Required work
Render the following material again verbatim, leaving nothing out.

Raw records

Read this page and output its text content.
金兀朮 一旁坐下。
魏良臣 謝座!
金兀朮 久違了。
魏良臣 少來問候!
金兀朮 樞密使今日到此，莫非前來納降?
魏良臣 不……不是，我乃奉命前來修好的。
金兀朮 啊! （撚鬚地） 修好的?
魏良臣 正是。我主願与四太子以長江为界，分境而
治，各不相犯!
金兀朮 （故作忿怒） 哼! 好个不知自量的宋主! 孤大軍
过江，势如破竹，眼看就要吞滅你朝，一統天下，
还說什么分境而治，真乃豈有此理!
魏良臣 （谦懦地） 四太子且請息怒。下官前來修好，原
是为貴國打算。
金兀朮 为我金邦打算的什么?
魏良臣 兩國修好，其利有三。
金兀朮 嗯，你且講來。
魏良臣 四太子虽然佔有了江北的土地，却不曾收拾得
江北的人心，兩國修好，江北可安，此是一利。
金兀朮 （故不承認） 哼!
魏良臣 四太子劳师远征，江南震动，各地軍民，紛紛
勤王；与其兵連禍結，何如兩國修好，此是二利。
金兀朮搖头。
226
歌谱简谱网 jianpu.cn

Response below
Read this page and output its text content.
金兀朮 一旁坐下。
魏良臣 謝座!
金兀朮 久違了。
魏良臣 少來問候!
金兀朮 樞密使今日到此，莫非前來納降?
魏良臣 不……不是，我乃奉命前來修好的。
金兀朮 啊! （撚鬚地） 修好的?
魏良臣 正是。我主願与四太子以長江为界，分境而
治，各不相犯!
金兀朮 （故作忿怒） 哼! 好个不知自量的宋主! 孤大軍
过江，势如破竹，眼看就要吞滅你朝，一統天下，
还說什么分境而治，真乃豈有此理!
魏良臣 （谦懦地） 四太子且請息怒。下官前來修好，原
是为貴國打算。
金兀朮 为我金邦打算的什么?
魏良臣 兩國修好，其利有三。
金兀朮 嗯，你且講來。
魏良臣 四太子虽然佔有了江北的土地，却不曾收拾得
江北的人心，兩國修好，江北可安，此是一利。
金兀朮 （故不承認） 哼!
魏良臣 四太子劳师远征，江南震动，各地軍民，紛紛
勤王；与其兵連禍結，何如兩國修好，此是二利。
金兀朮搖头。
226
歌谱简谱网 jianpu.cn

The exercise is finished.